§ Task prompt:
Check every line of the data below for the string "Read", and copy the ones that hold it.

§ Data to use:
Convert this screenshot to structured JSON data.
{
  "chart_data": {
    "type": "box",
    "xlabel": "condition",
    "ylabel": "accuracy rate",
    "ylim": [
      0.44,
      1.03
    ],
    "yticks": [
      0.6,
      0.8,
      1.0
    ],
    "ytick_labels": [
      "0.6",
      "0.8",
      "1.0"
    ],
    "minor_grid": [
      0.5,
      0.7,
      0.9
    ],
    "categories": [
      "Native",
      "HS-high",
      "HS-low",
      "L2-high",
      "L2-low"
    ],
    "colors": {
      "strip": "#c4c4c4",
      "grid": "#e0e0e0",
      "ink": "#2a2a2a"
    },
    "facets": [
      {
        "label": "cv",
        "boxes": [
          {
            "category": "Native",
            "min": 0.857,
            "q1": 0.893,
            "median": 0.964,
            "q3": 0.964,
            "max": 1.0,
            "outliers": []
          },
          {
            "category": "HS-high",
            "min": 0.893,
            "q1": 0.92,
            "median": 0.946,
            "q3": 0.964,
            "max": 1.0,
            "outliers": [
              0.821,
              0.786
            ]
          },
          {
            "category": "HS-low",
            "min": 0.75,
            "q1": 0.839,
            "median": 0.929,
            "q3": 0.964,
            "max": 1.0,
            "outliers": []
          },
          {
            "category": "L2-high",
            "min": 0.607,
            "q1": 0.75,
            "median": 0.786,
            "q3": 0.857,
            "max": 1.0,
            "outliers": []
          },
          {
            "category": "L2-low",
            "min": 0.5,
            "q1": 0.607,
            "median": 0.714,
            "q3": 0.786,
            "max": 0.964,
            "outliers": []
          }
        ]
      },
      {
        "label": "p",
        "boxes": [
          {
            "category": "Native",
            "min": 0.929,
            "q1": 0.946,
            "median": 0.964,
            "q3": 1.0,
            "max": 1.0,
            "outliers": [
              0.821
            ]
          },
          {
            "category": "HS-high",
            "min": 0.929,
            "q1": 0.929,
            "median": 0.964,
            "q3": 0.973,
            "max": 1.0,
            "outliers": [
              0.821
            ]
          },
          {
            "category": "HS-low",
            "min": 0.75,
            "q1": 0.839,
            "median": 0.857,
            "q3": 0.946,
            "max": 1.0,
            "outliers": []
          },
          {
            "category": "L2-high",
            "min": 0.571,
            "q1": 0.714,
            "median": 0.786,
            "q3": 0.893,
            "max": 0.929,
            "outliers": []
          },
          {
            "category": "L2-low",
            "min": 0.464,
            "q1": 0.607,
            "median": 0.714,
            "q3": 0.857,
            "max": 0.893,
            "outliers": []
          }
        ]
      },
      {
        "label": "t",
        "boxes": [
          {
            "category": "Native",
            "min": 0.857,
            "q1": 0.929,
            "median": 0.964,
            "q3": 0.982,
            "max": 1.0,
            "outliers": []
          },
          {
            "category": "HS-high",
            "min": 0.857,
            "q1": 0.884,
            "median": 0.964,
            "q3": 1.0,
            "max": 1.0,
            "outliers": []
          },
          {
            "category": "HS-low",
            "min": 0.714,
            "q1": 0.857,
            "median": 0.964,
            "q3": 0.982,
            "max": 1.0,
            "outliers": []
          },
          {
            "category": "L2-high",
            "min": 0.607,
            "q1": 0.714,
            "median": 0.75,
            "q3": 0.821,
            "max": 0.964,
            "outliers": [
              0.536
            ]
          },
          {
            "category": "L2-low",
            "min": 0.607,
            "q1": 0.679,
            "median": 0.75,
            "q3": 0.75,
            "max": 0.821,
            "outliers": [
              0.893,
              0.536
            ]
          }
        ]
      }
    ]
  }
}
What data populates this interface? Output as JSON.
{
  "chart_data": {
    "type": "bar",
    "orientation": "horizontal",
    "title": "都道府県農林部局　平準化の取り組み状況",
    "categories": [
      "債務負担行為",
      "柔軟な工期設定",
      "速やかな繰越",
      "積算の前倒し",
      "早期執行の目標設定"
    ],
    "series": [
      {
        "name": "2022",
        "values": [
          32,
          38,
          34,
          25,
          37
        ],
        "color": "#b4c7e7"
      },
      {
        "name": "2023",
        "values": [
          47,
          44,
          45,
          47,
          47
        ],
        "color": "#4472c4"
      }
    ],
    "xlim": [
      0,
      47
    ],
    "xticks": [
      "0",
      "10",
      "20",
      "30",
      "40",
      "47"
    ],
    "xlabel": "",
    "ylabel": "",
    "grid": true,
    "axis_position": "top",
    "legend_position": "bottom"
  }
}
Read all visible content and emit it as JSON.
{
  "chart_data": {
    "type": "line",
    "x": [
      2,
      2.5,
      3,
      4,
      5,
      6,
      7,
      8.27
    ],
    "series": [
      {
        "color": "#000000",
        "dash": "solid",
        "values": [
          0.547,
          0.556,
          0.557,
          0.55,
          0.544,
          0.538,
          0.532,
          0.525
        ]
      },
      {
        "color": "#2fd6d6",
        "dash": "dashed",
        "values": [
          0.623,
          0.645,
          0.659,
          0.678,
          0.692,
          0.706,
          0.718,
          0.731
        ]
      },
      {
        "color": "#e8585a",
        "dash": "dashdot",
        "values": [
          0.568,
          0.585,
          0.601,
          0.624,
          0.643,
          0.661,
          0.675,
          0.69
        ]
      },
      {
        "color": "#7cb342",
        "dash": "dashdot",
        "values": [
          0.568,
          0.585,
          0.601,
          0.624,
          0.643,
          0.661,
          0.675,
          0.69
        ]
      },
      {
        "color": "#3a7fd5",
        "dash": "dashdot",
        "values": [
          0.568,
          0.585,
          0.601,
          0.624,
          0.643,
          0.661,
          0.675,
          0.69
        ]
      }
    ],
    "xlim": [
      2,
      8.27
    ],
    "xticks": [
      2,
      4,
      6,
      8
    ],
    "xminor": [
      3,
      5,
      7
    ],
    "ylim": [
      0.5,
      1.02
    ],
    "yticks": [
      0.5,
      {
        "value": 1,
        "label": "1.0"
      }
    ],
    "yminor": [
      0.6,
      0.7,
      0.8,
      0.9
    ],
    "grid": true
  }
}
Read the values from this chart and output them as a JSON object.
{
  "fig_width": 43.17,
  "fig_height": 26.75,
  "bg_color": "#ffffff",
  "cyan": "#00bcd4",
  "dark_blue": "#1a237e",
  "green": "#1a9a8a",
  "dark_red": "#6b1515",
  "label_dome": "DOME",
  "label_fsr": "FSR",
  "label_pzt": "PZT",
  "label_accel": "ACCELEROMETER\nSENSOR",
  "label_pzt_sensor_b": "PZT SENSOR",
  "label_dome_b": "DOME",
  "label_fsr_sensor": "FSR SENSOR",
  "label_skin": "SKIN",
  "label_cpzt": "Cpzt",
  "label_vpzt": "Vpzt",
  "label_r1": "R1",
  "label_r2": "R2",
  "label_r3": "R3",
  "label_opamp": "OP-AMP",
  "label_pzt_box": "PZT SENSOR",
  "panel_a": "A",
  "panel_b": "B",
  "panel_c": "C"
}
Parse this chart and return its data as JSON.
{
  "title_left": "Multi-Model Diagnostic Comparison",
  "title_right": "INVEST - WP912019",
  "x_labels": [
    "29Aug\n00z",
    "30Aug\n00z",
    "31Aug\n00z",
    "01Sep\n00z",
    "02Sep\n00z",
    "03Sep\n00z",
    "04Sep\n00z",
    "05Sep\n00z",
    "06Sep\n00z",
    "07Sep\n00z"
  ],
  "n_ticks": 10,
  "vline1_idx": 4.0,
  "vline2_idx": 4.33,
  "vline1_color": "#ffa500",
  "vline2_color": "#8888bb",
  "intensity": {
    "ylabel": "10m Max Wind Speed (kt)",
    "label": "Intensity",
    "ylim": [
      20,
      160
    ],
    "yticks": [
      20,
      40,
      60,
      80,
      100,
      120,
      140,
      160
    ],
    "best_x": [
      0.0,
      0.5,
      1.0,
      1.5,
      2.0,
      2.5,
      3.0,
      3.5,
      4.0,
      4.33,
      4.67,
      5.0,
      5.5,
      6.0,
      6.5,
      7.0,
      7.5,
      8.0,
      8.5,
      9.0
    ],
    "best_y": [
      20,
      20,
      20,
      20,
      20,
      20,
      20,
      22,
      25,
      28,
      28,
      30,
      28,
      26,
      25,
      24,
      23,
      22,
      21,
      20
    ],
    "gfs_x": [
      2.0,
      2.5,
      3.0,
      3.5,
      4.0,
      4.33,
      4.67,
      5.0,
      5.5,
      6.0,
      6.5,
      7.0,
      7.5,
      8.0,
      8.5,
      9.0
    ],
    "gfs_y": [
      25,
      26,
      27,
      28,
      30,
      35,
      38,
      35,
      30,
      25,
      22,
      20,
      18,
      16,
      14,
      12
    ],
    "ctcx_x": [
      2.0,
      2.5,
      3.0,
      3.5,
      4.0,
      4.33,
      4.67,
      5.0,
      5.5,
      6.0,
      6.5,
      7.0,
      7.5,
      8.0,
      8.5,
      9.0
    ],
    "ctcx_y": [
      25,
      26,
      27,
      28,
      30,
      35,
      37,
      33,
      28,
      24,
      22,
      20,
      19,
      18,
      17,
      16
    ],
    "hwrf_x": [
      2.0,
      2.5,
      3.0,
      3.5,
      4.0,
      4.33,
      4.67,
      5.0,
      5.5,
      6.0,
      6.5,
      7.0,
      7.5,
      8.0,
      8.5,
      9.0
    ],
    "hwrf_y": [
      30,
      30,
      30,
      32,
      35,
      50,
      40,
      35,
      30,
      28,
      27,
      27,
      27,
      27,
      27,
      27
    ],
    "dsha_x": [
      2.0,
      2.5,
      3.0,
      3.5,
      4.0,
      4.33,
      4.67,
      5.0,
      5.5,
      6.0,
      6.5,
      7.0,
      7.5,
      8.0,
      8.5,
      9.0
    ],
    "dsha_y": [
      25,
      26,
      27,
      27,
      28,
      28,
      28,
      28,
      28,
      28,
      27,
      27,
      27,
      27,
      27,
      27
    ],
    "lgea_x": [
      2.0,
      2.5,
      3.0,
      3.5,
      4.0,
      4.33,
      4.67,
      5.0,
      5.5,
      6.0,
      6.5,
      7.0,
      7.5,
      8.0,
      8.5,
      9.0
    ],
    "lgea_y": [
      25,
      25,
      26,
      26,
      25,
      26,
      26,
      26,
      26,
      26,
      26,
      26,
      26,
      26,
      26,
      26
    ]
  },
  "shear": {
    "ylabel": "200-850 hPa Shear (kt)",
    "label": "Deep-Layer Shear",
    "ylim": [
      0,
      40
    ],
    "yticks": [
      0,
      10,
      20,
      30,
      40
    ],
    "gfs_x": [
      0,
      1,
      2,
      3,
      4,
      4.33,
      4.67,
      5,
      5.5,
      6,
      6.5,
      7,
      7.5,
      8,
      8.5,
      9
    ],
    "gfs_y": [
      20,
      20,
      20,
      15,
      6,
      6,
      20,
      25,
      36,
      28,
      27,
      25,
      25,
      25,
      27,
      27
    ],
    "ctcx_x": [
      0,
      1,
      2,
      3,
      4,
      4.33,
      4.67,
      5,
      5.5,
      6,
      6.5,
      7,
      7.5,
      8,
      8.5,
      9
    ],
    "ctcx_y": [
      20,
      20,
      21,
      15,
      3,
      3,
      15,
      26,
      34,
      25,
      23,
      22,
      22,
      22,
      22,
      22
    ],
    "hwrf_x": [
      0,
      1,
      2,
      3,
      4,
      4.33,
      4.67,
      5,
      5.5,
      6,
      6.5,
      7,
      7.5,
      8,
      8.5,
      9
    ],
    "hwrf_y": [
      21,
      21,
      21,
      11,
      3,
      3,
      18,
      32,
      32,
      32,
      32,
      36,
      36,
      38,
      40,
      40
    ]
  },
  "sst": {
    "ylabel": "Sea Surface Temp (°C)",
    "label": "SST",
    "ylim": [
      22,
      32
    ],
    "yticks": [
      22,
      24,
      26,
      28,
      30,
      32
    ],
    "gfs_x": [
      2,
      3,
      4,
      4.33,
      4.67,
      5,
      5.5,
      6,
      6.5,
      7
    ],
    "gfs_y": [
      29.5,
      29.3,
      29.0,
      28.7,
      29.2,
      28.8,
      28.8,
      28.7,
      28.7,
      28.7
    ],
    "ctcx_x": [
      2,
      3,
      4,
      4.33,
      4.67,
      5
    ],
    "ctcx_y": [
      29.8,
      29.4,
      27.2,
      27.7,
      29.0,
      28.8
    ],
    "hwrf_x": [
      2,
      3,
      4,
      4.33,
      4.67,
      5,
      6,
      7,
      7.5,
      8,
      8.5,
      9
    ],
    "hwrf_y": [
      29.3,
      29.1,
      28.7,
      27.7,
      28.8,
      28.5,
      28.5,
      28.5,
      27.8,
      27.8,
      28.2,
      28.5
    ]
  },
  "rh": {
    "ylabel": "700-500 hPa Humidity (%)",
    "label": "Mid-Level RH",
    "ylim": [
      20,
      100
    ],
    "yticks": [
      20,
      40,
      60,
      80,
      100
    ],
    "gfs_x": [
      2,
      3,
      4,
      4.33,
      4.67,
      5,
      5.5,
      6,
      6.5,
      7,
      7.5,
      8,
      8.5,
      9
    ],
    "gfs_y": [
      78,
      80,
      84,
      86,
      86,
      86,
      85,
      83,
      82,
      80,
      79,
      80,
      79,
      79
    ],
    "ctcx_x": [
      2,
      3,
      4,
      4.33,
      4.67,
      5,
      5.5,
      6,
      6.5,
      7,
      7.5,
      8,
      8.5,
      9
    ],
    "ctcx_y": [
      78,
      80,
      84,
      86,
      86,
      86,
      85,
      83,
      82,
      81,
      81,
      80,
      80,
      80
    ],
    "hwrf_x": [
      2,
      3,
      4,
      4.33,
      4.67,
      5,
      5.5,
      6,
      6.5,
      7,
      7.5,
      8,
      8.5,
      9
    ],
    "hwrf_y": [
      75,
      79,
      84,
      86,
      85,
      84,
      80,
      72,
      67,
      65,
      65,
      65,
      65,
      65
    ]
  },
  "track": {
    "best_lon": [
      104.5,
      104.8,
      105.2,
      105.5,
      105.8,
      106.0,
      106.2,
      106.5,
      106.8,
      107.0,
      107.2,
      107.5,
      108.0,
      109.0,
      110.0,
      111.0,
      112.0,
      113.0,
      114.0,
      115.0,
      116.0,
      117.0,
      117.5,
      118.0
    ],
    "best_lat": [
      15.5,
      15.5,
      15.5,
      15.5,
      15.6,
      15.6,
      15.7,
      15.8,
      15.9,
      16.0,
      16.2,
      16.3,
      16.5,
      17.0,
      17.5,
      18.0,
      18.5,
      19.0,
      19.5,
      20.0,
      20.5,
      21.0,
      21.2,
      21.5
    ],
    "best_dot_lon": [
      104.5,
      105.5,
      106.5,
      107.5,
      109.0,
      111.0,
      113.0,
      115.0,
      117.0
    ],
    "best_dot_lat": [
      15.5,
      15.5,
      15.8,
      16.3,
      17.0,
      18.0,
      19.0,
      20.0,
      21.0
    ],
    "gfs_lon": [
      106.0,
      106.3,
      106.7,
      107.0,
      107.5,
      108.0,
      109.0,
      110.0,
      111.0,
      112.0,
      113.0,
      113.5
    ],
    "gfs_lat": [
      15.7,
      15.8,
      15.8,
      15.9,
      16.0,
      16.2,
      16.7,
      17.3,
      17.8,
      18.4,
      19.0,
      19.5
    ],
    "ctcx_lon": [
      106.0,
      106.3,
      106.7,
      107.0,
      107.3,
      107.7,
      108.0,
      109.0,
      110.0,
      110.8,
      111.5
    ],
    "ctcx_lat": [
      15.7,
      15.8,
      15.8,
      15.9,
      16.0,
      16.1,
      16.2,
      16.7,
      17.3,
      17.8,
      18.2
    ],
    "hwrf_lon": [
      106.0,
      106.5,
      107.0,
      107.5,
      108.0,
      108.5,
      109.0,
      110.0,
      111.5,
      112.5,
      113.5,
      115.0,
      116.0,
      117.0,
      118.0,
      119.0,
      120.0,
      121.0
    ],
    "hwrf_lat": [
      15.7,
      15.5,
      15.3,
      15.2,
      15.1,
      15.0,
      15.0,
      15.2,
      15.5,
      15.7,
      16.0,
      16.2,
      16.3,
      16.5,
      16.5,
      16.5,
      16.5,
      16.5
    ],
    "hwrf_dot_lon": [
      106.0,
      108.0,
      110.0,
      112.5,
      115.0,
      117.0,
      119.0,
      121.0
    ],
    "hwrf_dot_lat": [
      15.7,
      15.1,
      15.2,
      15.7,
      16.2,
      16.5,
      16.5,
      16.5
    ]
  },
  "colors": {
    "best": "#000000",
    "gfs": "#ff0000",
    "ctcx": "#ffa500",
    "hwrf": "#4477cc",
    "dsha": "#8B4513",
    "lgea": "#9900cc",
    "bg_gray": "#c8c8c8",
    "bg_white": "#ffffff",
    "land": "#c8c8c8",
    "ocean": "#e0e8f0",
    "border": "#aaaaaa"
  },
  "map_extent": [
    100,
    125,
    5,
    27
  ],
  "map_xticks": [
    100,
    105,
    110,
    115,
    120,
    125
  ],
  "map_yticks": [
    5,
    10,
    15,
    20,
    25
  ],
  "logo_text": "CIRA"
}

§ Reply to the task:
Read all visible content and emit it as JSON.
Read the values from this chart and output them as a JSON object.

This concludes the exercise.